Task data:
↓
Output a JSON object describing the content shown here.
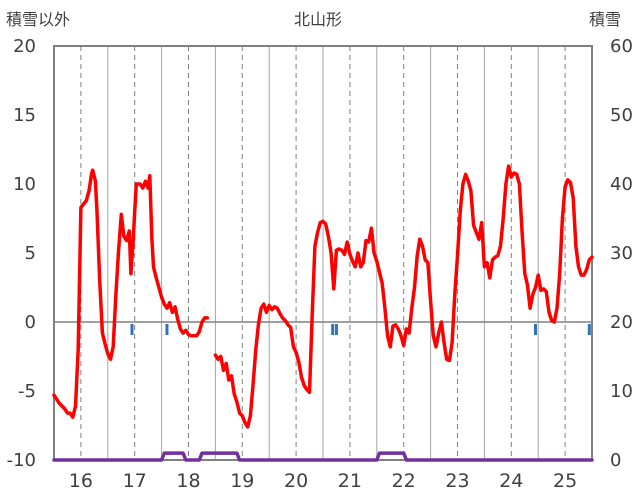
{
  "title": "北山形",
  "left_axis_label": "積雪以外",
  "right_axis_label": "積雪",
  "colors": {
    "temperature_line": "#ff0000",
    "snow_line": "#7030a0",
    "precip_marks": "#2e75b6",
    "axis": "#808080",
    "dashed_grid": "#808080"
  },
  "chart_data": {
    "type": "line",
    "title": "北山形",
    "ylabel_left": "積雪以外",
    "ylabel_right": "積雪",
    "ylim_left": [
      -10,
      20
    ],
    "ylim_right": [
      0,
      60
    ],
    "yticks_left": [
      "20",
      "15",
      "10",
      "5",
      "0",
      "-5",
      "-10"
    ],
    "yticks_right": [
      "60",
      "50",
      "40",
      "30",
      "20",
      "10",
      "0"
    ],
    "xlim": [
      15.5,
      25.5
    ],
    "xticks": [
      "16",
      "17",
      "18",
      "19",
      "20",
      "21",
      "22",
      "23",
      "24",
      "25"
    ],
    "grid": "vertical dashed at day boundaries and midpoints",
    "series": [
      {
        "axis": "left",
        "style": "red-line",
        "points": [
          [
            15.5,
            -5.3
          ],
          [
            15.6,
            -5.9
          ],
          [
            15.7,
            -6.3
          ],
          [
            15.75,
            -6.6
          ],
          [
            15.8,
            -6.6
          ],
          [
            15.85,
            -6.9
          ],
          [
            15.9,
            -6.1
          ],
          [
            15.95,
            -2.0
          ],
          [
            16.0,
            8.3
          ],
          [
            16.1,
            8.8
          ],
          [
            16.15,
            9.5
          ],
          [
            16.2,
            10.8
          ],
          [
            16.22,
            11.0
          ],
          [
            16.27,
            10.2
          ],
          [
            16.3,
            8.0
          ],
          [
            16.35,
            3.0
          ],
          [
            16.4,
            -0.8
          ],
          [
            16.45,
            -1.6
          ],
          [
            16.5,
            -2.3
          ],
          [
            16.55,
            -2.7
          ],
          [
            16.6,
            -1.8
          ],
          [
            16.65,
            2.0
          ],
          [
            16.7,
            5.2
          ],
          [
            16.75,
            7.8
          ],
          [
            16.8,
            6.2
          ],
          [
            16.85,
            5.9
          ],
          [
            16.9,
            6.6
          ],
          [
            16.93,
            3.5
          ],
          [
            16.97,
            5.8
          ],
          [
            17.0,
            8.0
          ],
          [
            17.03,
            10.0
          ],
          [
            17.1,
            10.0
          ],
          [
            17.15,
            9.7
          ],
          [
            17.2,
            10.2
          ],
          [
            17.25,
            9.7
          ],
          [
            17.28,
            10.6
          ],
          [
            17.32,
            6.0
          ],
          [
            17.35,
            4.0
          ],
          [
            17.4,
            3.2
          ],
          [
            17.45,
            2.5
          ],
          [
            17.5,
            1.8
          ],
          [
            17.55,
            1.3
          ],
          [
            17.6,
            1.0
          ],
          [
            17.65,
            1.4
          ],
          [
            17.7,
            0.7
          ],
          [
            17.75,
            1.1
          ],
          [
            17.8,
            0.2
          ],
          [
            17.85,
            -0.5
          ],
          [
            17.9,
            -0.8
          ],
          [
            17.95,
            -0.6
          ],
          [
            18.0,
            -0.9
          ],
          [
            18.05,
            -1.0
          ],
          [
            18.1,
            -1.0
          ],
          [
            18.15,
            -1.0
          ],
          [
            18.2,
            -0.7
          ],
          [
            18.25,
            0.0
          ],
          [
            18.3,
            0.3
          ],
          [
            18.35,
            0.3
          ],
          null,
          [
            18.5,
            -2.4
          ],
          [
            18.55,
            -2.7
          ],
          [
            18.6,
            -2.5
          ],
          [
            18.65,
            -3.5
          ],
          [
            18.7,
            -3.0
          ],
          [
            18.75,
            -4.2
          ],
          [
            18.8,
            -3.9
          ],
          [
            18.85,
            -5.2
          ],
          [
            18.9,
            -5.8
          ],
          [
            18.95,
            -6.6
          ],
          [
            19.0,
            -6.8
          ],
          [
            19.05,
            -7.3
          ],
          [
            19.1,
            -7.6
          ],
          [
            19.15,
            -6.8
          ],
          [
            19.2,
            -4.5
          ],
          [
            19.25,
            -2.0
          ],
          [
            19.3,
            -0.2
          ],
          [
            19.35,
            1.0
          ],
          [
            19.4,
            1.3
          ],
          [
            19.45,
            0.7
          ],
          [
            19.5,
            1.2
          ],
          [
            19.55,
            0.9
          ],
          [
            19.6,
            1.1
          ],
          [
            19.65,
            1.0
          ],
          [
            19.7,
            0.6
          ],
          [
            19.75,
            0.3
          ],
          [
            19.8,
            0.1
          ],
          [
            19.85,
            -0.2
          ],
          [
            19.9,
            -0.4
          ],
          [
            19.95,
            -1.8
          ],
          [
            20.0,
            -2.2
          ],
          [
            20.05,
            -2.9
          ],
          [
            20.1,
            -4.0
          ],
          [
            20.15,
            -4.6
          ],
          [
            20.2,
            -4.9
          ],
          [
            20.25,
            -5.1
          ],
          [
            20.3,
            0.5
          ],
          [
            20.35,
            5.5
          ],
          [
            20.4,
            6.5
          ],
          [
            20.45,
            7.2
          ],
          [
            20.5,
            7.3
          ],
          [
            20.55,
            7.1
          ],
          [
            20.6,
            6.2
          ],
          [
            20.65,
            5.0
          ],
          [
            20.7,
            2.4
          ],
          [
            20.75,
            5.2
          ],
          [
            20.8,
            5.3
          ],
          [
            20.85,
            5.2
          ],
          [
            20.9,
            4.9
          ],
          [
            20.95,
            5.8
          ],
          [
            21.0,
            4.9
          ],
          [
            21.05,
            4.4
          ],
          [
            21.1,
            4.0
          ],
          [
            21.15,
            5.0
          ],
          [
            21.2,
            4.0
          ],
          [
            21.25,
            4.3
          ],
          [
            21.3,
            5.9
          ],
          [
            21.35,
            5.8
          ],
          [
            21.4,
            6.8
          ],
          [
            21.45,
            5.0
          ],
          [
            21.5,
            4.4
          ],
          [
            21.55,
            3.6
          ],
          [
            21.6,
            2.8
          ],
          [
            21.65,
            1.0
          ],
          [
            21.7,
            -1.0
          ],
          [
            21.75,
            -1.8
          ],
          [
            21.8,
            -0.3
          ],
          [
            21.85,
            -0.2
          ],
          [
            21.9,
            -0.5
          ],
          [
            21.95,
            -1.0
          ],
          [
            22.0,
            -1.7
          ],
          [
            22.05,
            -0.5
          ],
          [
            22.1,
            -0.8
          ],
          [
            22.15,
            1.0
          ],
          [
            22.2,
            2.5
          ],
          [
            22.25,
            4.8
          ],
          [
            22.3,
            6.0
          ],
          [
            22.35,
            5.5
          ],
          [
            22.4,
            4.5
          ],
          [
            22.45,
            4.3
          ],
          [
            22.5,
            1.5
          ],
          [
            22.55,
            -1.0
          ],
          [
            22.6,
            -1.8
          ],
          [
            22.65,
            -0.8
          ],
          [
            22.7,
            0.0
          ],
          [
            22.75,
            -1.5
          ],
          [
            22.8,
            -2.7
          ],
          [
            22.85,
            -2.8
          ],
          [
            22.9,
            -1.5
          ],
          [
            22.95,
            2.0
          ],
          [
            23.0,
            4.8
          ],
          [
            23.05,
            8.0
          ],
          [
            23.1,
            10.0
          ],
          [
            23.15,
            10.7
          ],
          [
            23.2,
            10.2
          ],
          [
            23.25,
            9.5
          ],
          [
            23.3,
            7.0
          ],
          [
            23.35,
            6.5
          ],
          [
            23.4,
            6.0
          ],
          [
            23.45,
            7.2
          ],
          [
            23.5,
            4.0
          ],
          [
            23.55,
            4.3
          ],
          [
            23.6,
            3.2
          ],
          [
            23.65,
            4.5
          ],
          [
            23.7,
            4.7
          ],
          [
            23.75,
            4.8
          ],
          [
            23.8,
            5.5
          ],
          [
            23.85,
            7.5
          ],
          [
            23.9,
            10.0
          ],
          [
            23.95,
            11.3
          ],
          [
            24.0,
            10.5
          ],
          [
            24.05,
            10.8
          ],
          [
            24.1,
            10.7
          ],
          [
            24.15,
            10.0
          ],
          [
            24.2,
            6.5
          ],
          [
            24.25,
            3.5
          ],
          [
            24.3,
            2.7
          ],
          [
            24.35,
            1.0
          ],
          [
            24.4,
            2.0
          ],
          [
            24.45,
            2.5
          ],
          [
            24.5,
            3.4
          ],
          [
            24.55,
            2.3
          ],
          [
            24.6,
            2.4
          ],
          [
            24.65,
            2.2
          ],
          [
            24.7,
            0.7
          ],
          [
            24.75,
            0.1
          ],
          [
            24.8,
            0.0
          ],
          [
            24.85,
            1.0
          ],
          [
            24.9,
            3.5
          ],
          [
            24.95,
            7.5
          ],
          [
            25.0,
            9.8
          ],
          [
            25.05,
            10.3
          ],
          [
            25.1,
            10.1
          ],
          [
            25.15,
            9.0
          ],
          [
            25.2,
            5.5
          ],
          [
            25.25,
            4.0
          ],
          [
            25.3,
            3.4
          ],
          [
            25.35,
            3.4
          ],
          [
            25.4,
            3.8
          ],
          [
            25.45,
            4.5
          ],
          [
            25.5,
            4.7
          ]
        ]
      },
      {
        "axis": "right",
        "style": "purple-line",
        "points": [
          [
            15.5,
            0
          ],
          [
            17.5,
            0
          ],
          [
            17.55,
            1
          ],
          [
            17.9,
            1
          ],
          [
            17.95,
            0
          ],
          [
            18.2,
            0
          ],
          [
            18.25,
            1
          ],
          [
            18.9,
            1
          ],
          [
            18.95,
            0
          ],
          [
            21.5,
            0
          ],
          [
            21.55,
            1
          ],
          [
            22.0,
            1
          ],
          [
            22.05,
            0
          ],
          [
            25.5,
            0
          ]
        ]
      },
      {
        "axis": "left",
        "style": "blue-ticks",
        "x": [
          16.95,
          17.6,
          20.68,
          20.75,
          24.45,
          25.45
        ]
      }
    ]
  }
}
↑
What is being asked:
Using the entries above, return each line that includes the word "積雪以外".

Output for this task:
  "left_axis_label": "積雪以外",
    "ylabel_left": "積雪以外",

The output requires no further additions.